## begin

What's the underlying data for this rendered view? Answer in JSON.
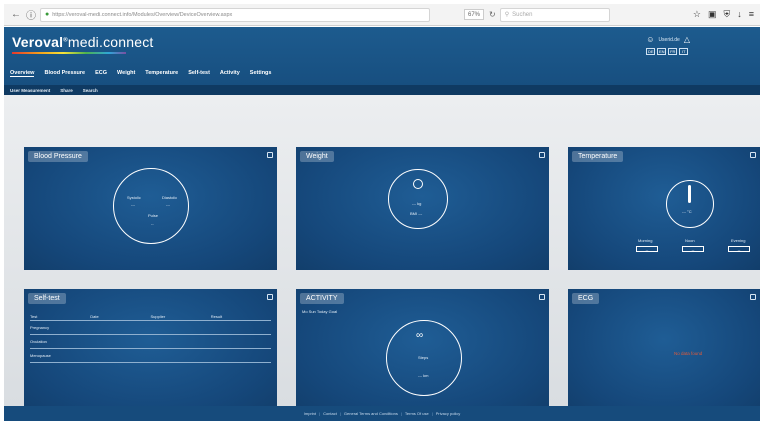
{
  "browser": {
    "url": "https://veroval-medi.connect.info/Modules/Overview/DeviceOverview.aspx",
    "zoom": "67%",
    "search_placeholder": "Suchen"
  },
  "app": {
    "brand_prefix": "Veroval",
    "brand_reg": "®",
    "brand_suffix": "medi.connect",
    "user_label": "Userid.de",
    "lang_flags": [
      "DE",
      "EN",
      "FR",
      "IT"
    ]
  },
  "nav": [
    "Overview",
    "Blood Pressure",
    "ECG",
    "Weight",
    "Temperature",
    "Self-test",
    "Activity",
    "Settings"
  ],
  "subnav": [
    "User Measurement",
    "Share",
    "Search"
  ],
  "cards": {
    "bp": {
      "title": "Blood Pressure",
      "sys_label": "Systolic",
      "dia_label": "Diastolic",
      "pulse_label": "Pulse",
      "sys_value": "---",
      "dia_value": "---",
      "pulse_value": "--"
    },
    "weight": {
      "title": "Weight",
      "value": "--- kg",
      "bmi": "BMI ---"
    },
    "temperature": {
      "title": "Temperature",
      "value": "--- °C",
      "labels": [
        "Morning",
        "Noon",
        "Evening"
      ],
      "values": [
        "--",
        "--",
        "--"
      ]
    },
    "selftest": {
      "title": "Self-test",
      "headers": [
        "Test",
        "Date",
        "Supplier",
        "Result"
      ],
      "rows": [
        "Pregnancy",
        "Ovulation",
        "Menopause"
      ]
    },
    "activity": {
      "title": "ACTIVITY",
      "tabs_text": "Mo    Sun   Today   Goal",
      "steps": "Steps",
      "distance": "--- km"
    },
    "ecg": {
      "title": "ECG",
      "no_data": "No data found"
    }
  },
  "footer": [
    "Imprint",
    "Contact",
    "General Terms and Conditions",
    "Terms Of use",
    "Privacy policy"
  ],
  "colors": {
    "header_blue": "#1d5b8e",
    "card_blue": "#15477a",
    "ecg_red": "#e05a3a"
  }
}
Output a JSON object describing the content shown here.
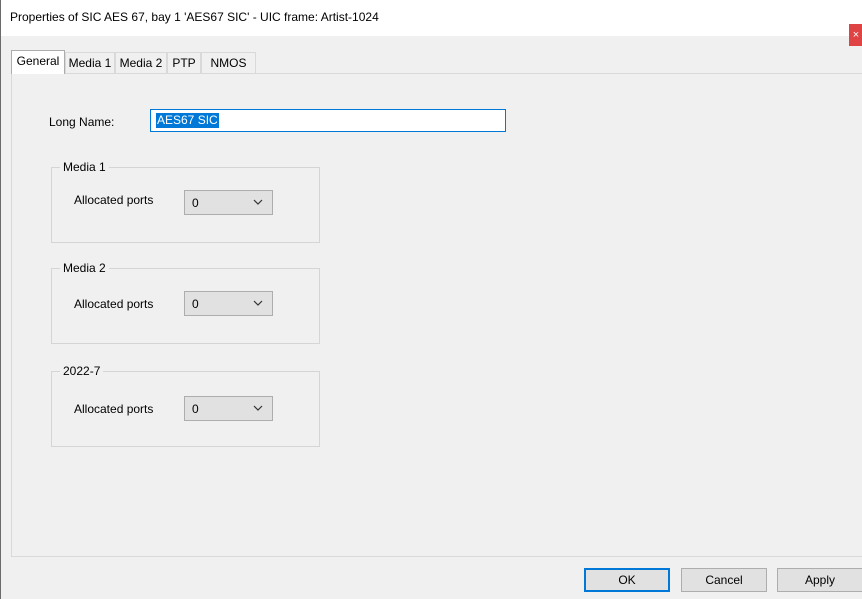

## end

Exercise details
Copy the listing over exactly, skipping the pictures it holds.

In response
What's the underlying data for this rendered view? Answer in JSON.
{
  "browser": {
    "url": "https://veroval-medi.connect.info/Modules/Overview/DeviceOverview.aspx",
    "zoom": "67%",
    "search_placeholder": "Suchen"
  },
  "app": {
    "brand_prefix": "Veroval",
    "brand_reg": "®",
    "brand_suffix": "medi.connect",
    "user_label": "Userid.de",
    "lang_flags": [
      "DE",
      "EN",
      "FR",
      "IT"
    ]
  },
  "nav": [
    "Overview",
    "Blood Pressure",
    "ECG",
    "Weight",
    "Temperature",
    "Self-test",
    "Activity",
    "Settings"
  ],
  "subnav": [
    "User Measurement",
    "Share",
    "Search"
  ],
  "cards": {
    "bp": {
      "title": "Blood Pressure",
      "sys_label": "Systolic",
      "dia_label": "Diastolic",
      "pulse_label": "Pulse",
      "sys_value": "---",
      "dia_value": "---",
      "pulse_value": "--"
    },
    "weight": {
      "title": "Weight",
      "value": "--- kg",
      "bmi": "BMI ---"
    },
    "temperature": {
      "title": "Temperature",
      "value": "--- °C",
      "labels": [
        "Morning",
        "Noon",
        "Evening"
      ],
      "values": [
        "--",
        "--",
        "--"
      ]
    },
    "selftest": {
      "title": "Self-test",
      "headers": [
        "Test",
        "Date",
        "Supplier",
        "Result"
      ],
      "rows": [
        "Pregnancy",
        "Ovulation",
        "Menopause"
      ]
    },
    "activity": {
      "title": "ACTIVITY",
      "tabs_text": "Mo    Sun   Today   Goal",
      "steps": "Steps",
      "distance": "--- km"
    },
    "ecg": {
      "title": "ECG",
      "no_data": "No data found"
    }
  },
  "footer": [
    "Imprint",
    "Contact",
    "General Terms and Conditions",
    "Terms Of use",
    "Privacy policy"
  ],
  "colors": {
    "header_blue": "#1d5b8e",
    "card_blue": "#15477a",
    "ecg_red": "#e05a3a"
  }
}
Output a JSON object describing the content shown here.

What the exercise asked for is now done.